(Task prompt) In the data below, lay out as a numbered list the lines from the line with "waist-cell: 82-86 cm [684,1090,816,1127]" up to and including the line with "table-row [0,1049,1200,1159]", leaving out any blank lines.

Spatial layout data
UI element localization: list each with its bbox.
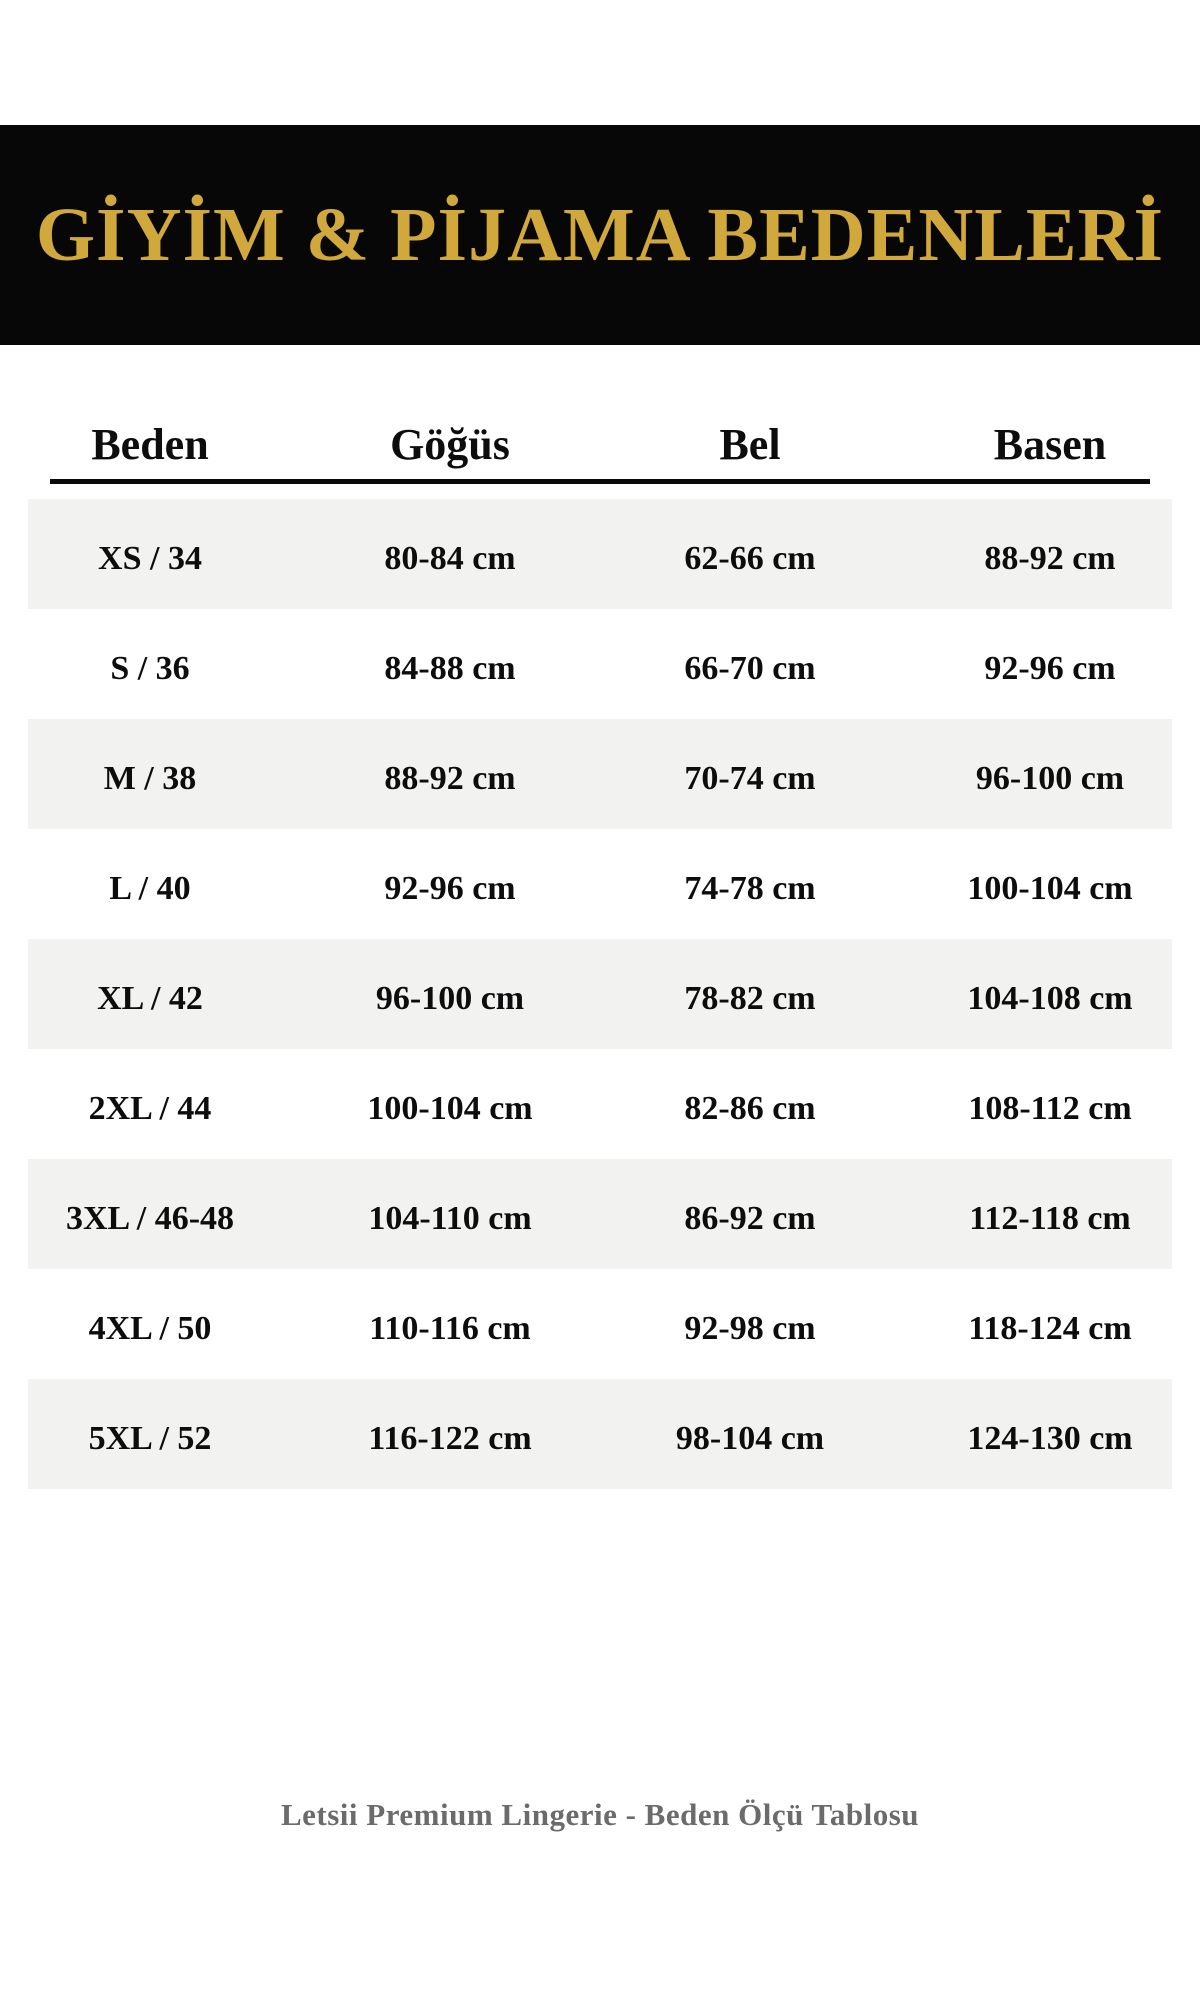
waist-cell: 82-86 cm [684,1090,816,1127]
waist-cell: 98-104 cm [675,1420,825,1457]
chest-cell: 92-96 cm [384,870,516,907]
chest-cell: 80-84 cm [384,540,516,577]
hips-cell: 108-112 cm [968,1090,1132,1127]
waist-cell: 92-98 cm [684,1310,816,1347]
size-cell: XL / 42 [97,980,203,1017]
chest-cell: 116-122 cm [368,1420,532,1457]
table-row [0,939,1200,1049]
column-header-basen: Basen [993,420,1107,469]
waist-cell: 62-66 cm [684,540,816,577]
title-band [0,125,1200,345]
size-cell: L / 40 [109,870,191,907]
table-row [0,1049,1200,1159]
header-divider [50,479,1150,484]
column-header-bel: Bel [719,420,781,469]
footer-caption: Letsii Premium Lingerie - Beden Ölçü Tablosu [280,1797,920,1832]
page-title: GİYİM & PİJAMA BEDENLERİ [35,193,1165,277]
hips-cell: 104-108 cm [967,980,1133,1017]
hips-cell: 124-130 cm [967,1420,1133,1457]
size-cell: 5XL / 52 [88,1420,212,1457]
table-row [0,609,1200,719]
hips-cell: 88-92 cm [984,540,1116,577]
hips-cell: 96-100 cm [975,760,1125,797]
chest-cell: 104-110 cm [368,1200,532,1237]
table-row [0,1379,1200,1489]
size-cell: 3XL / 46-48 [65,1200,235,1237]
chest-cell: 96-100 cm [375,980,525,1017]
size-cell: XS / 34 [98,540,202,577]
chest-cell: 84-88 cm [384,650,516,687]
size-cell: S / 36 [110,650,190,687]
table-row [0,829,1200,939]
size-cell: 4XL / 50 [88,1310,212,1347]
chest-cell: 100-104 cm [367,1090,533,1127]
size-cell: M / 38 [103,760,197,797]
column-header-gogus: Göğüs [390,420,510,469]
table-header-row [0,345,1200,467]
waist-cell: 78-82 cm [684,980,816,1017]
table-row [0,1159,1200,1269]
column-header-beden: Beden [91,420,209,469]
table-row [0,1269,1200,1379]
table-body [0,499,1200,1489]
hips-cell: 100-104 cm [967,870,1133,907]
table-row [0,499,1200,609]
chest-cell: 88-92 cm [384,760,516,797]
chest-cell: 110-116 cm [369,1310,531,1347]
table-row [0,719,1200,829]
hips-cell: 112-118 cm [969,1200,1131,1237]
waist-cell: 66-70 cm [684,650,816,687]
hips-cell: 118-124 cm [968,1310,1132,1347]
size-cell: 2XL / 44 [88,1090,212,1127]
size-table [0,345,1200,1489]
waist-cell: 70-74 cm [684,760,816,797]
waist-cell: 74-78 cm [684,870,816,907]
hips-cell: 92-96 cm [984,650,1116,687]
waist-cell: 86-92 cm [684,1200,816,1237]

...

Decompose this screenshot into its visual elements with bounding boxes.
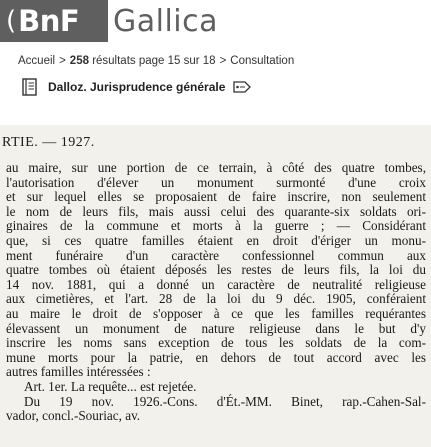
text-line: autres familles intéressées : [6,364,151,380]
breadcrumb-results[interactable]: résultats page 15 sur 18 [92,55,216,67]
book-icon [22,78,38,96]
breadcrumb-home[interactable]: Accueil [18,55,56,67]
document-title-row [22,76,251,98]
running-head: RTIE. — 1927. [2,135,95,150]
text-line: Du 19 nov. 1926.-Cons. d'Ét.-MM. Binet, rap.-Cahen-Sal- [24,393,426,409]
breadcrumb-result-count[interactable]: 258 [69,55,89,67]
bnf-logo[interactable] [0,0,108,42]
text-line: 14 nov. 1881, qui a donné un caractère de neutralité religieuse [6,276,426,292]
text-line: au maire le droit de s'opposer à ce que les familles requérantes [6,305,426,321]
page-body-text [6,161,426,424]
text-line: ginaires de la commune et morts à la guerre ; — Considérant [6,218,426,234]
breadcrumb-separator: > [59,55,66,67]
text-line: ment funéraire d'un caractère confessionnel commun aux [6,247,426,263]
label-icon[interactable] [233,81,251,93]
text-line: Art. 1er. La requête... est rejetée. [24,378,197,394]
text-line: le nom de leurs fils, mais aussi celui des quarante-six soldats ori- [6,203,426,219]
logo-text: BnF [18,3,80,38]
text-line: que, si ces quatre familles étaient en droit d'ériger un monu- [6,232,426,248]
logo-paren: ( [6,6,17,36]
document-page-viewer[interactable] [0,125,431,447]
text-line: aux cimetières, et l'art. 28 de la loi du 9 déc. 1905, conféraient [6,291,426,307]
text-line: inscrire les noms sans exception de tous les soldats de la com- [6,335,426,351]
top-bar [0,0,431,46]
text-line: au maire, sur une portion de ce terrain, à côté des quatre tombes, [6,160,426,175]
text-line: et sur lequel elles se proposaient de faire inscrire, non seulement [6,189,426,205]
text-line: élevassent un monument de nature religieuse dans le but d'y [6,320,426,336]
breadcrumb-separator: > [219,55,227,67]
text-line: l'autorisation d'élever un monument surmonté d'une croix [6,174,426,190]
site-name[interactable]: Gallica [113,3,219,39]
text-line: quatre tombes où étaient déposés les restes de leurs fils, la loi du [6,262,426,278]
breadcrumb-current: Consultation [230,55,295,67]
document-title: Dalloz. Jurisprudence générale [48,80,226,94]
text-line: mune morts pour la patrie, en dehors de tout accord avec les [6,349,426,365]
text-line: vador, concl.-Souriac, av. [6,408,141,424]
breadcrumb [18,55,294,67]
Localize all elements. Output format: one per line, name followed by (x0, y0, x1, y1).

* * *

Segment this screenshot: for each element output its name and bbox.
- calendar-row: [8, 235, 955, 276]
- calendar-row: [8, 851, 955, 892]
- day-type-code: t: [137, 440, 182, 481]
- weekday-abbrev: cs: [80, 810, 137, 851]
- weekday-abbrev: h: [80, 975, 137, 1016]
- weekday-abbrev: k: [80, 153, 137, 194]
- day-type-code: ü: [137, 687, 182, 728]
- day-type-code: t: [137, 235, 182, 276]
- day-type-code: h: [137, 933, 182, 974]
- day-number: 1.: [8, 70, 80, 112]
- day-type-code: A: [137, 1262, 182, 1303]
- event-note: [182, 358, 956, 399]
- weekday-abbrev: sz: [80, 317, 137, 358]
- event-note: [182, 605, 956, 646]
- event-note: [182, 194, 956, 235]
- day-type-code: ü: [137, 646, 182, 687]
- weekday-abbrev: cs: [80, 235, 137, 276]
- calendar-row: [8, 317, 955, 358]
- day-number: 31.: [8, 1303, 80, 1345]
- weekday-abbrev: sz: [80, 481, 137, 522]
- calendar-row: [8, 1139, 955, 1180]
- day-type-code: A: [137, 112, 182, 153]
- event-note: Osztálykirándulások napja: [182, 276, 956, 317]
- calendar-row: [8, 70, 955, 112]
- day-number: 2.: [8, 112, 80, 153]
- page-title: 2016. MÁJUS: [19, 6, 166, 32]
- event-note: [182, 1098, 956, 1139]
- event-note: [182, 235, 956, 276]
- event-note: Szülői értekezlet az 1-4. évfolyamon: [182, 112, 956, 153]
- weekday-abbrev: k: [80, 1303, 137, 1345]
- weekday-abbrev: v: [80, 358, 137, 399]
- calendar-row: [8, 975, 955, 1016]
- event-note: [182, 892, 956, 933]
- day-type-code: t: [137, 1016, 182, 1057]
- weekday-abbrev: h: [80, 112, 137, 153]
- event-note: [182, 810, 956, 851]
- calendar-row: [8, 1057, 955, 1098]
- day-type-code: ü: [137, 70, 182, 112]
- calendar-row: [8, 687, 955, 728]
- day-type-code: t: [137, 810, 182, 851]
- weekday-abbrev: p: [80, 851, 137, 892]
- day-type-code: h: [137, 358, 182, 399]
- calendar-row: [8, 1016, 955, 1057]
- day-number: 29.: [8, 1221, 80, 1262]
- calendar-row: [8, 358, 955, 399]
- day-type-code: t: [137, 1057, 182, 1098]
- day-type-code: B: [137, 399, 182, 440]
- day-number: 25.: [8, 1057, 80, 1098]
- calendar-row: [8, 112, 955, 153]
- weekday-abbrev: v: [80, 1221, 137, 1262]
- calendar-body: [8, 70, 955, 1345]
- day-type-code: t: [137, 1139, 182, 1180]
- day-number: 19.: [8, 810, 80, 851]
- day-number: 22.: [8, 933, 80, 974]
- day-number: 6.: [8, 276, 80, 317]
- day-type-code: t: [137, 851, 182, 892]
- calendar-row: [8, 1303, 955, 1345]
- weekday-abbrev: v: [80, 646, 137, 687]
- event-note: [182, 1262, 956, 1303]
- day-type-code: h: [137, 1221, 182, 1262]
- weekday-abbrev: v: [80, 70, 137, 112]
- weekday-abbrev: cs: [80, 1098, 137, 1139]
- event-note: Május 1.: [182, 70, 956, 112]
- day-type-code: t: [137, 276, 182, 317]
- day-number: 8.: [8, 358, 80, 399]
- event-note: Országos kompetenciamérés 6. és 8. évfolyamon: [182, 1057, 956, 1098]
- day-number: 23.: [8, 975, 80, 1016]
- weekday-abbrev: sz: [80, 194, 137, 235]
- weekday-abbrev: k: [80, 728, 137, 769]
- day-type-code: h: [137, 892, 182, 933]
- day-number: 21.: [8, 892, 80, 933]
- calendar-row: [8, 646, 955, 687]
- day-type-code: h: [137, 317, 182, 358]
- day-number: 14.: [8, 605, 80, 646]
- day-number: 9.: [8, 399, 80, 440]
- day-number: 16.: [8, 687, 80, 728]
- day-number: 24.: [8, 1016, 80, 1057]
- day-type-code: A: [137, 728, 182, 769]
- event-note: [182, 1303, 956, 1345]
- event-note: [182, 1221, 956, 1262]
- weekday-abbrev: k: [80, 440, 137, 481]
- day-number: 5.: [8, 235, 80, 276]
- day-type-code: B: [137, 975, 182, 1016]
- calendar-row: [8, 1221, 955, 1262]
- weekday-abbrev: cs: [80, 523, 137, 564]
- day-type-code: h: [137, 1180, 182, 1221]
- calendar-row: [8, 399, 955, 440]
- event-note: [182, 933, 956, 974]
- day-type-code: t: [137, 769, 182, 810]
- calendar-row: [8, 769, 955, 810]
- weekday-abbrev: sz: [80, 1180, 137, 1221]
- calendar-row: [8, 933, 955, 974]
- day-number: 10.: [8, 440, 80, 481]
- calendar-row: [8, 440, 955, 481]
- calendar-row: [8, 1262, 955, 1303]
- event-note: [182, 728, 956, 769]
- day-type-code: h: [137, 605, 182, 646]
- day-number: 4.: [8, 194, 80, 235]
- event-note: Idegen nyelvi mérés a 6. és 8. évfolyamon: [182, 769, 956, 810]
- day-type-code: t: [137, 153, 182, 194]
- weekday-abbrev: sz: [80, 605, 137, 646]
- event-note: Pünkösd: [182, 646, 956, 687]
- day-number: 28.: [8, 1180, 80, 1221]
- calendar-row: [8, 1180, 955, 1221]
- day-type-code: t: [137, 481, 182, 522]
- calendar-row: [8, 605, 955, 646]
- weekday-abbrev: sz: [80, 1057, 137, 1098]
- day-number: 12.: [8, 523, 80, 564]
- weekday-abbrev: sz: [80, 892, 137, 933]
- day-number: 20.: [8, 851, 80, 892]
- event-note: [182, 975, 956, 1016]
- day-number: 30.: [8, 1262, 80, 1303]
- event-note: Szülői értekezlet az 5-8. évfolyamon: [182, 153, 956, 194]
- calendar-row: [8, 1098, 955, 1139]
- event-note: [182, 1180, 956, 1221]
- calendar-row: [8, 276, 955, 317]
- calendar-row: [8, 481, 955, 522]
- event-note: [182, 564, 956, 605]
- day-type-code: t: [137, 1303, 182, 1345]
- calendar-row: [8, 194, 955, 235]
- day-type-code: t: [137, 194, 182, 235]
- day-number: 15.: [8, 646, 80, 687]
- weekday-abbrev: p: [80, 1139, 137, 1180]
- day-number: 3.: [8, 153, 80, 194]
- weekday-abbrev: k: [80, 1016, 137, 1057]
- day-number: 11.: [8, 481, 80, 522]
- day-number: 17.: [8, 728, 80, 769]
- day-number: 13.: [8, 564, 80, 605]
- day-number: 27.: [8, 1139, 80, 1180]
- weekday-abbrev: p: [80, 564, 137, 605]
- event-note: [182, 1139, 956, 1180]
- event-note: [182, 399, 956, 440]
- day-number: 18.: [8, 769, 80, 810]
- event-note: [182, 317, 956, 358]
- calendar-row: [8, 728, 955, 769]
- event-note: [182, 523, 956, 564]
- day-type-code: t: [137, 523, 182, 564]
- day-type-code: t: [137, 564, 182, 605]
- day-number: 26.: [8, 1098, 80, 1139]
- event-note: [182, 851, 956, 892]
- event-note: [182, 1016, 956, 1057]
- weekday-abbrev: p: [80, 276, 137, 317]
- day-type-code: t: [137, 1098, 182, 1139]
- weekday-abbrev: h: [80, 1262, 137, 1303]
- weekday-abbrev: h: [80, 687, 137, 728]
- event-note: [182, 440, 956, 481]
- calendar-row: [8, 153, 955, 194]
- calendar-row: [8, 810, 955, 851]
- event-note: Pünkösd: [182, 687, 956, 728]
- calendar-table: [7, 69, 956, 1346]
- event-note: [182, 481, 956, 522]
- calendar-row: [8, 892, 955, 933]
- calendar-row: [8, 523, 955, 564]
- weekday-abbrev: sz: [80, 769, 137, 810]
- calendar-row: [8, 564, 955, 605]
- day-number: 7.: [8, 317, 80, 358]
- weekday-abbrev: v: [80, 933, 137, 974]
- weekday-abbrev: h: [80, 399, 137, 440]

(Solution to the problem)
1. waist-cell: 82-86 cm [684,1090,816,1127]
2. waist-cell: 98-104 cm [675,1420,825,1457]
3. chest-cell: 92-96 cm [384,870,516,907]
4. chest-cell: 80-84 cm [384,540,516,577]
5. hips-cell: 108-112 cm [968,1090,1132,1127]
6. waist-cell: 92-98 cm [684,1310,816,1347]
7. size-cell: XL / 42 [97,980,203,1017]
8. chest-cell: 116-122 cm [368,1420,532,1457]
9. table-row [0,939,1200,1049]
10. column-header-basen: Basen [993,420,1107,469]
11. waist-cell: 62-66 cm [684,540,816,577]
12. title-band [0,125,1200,345]
13. size-cell: L / 40 [109,870,191,907]
14. table-row [0,1049,1200,1159]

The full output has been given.